Report the count of lines where the string "change" appears, and nothing else.

+++++

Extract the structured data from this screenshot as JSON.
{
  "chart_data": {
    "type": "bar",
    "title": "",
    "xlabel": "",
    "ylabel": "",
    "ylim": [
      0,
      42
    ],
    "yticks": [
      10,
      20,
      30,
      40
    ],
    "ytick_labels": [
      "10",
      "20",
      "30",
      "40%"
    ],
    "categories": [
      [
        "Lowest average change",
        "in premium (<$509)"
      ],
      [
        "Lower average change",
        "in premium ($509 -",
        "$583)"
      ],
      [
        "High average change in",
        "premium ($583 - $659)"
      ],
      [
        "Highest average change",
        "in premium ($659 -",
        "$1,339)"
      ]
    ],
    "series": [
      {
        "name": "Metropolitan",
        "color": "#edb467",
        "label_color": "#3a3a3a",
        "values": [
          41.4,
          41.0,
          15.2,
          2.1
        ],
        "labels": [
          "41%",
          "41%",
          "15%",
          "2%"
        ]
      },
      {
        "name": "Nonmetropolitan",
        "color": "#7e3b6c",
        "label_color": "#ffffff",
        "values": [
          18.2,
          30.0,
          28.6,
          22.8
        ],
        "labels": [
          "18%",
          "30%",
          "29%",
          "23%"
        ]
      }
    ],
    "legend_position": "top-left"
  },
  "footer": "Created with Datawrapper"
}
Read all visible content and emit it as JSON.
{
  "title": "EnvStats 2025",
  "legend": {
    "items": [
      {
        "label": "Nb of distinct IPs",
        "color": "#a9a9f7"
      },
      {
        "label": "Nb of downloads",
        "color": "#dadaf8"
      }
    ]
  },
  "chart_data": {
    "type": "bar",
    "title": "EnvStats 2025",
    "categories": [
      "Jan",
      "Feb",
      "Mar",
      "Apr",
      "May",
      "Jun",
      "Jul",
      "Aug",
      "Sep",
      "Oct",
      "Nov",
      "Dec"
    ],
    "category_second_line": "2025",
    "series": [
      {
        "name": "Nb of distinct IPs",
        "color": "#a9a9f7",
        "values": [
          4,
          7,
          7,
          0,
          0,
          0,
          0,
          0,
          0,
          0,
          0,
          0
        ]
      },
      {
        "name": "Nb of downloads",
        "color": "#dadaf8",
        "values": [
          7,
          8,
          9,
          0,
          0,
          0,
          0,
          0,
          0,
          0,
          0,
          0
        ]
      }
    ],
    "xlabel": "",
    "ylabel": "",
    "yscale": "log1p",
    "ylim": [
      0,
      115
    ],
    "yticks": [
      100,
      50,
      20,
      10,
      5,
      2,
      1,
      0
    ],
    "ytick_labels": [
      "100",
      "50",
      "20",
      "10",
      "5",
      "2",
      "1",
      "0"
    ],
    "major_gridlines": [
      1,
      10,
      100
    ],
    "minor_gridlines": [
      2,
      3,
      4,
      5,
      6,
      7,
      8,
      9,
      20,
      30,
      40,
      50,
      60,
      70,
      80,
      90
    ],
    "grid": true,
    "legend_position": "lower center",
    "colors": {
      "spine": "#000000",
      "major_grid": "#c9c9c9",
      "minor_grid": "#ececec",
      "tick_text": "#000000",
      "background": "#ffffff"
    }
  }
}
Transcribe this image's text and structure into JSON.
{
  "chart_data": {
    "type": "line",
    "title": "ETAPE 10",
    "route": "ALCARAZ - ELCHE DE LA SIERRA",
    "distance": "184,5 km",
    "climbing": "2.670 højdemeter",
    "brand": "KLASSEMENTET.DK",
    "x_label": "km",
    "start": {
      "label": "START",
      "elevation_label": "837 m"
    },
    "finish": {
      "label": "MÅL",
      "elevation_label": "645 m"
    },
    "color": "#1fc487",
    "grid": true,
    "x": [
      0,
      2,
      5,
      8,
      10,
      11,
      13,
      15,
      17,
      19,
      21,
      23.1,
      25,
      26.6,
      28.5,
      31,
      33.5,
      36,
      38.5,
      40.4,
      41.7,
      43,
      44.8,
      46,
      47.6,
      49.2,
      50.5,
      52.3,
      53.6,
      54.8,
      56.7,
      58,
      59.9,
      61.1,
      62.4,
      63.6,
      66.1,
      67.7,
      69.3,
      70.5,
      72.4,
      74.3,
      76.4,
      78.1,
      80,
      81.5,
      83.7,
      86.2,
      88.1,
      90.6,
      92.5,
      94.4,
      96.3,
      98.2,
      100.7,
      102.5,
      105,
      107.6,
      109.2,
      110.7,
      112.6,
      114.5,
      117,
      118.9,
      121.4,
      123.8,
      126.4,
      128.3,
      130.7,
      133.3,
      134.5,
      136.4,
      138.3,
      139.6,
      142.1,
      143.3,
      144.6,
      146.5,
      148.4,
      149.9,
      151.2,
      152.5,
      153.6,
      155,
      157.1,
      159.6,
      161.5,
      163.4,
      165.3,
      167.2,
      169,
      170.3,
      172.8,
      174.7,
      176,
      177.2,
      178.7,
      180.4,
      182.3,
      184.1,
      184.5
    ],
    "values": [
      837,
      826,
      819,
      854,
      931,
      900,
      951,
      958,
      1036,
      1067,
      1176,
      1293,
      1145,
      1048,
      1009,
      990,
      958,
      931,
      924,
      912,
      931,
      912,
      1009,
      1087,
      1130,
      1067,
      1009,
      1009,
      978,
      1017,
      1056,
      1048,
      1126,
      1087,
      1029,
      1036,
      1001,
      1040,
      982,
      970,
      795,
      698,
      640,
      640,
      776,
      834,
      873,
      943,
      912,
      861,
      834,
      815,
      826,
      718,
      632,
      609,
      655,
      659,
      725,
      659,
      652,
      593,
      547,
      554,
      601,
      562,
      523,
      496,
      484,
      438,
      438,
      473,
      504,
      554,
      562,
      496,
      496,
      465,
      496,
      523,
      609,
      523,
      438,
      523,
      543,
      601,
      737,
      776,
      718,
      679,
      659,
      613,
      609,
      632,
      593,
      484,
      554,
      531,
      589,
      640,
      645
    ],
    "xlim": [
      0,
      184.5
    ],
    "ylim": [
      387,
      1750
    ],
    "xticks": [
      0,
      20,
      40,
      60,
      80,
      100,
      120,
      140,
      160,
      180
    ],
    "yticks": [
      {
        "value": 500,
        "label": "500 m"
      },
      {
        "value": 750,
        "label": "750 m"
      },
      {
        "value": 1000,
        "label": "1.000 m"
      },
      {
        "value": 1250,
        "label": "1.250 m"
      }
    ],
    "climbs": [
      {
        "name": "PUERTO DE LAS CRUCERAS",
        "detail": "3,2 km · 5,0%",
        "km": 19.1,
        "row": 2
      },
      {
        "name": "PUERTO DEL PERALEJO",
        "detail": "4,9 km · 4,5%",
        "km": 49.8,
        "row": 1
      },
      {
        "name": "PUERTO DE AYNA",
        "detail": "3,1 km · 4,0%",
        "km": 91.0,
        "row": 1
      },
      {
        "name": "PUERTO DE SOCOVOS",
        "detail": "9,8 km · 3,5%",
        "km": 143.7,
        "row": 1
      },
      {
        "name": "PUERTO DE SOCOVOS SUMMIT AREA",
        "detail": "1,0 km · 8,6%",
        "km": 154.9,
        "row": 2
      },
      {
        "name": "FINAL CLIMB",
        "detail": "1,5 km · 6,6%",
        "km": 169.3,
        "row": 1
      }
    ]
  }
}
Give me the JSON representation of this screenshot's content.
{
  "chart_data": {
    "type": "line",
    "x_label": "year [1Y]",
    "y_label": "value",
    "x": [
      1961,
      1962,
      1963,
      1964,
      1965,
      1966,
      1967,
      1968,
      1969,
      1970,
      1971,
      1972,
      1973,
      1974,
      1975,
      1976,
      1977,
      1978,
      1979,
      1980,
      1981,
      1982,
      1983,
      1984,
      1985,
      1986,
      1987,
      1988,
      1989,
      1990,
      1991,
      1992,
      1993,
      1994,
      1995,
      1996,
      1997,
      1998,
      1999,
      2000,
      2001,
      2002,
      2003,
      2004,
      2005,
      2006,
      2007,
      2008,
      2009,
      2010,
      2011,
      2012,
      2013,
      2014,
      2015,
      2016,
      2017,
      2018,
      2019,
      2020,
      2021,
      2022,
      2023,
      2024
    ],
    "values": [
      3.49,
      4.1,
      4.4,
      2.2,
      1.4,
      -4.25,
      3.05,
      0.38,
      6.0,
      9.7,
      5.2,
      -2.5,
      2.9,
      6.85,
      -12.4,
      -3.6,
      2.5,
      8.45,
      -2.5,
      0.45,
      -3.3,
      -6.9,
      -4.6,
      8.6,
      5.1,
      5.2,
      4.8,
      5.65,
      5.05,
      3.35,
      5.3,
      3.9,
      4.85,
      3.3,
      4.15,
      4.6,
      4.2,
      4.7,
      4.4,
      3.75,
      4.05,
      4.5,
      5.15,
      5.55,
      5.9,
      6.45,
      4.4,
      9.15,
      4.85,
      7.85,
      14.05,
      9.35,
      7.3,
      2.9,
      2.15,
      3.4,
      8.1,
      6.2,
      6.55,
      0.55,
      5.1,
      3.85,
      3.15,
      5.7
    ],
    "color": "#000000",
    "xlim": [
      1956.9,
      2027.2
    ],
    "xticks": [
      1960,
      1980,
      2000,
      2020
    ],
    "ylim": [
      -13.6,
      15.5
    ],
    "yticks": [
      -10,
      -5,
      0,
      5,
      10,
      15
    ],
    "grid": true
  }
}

+++++

» **Exercise solution**
4